— Begin Material provided —

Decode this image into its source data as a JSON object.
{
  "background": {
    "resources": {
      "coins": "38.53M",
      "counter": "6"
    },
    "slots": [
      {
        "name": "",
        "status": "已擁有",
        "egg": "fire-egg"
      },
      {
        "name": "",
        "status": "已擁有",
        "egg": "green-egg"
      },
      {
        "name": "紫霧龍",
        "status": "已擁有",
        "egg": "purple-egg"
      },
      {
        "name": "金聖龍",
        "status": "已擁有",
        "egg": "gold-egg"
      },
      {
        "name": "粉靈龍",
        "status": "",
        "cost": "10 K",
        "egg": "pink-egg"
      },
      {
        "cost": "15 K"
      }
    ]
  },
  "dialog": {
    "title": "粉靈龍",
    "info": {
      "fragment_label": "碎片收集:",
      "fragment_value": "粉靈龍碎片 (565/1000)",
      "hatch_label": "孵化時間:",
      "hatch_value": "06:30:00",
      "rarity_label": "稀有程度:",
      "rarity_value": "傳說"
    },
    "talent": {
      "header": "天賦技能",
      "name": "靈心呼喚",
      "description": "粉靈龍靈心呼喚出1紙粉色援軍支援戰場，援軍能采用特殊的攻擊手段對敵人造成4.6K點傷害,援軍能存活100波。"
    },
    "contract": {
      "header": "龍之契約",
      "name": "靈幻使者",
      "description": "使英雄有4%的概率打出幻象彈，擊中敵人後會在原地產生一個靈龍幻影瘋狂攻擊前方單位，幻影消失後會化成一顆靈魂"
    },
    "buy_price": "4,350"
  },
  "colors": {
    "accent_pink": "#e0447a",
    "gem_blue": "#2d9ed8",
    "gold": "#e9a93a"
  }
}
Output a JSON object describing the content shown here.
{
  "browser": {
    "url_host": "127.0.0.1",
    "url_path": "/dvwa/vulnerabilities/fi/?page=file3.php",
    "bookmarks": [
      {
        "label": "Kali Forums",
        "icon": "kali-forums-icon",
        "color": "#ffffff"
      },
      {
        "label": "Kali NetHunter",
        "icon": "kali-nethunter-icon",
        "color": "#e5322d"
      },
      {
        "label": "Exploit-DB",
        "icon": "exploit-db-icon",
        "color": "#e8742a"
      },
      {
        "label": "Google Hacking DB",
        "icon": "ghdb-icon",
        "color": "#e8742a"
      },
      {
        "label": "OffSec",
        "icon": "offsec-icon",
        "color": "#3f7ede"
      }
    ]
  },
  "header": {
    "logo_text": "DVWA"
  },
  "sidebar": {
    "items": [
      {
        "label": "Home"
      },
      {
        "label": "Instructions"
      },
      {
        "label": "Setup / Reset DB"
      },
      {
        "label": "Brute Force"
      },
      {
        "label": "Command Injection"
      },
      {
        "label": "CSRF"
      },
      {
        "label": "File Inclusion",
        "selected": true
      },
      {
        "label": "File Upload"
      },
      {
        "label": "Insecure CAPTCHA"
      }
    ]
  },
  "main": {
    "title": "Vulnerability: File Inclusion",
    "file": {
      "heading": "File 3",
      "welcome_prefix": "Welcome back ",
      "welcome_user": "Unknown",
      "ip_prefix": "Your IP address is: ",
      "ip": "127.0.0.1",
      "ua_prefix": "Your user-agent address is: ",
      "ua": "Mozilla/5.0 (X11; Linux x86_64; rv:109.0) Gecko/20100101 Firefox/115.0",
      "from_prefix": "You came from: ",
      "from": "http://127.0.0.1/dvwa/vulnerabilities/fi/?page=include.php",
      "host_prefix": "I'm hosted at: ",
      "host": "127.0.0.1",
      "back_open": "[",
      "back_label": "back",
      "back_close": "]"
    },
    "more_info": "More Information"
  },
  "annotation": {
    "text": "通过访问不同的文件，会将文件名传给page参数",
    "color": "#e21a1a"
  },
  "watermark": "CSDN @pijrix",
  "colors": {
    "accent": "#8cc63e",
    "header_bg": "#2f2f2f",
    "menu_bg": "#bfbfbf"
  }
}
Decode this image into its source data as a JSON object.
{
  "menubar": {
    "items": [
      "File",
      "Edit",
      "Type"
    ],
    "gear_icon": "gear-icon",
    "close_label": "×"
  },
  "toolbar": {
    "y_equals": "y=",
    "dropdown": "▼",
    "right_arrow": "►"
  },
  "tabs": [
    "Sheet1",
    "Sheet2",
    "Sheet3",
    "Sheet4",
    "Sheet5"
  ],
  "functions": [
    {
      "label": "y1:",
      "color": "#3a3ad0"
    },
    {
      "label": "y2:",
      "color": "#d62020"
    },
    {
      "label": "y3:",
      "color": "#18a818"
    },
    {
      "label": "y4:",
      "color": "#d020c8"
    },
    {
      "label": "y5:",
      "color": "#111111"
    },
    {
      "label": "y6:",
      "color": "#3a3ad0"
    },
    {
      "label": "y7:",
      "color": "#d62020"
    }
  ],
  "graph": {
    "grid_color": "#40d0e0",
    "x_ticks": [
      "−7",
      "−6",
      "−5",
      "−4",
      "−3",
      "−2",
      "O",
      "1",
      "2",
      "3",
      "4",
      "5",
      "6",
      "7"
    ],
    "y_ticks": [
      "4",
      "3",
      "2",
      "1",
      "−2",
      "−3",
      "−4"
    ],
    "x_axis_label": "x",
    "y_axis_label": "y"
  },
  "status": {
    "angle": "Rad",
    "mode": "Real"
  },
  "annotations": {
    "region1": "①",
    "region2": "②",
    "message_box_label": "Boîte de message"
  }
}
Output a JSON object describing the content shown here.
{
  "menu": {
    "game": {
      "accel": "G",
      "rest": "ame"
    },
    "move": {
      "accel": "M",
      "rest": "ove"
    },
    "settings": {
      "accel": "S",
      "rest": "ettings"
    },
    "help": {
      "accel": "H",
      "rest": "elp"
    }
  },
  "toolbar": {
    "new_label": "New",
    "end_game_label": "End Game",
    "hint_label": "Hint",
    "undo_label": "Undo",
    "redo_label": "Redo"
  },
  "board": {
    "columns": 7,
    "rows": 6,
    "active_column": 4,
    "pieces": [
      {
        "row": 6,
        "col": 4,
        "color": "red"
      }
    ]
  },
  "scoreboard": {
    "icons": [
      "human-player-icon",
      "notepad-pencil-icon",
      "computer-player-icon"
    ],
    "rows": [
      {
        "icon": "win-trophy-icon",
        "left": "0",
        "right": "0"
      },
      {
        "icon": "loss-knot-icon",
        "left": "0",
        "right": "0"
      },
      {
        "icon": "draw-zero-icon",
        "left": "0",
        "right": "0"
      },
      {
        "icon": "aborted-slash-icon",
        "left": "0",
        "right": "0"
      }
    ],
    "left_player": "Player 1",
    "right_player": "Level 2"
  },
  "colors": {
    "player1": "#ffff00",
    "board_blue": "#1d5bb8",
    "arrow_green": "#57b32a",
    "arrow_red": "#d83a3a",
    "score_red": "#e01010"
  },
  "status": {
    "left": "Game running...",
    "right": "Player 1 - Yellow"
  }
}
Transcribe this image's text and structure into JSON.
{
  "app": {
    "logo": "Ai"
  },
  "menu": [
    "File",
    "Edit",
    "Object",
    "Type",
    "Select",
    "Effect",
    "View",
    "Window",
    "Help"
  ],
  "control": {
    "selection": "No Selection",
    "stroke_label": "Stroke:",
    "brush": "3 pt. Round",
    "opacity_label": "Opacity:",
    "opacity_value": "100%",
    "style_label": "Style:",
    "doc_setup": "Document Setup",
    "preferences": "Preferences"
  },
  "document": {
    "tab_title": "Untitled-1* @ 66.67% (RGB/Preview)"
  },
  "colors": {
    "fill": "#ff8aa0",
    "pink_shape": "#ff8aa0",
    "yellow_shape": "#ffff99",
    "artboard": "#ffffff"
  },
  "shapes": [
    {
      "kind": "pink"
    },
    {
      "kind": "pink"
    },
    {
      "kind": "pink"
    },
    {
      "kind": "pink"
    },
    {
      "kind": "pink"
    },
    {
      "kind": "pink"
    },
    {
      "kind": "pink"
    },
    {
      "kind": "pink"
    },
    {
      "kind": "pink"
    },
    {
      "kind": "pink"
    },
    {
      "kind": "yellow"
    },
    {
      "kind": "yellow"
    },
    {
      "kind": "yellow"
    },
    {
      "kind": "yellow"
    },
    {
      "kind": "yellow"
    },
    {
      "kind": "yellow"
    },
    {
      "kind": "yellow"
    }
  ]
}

— End Material provided —

Task requirements -
Reply with nothing but the number of lines in the data above that contain "address".

Response to this exercise -
2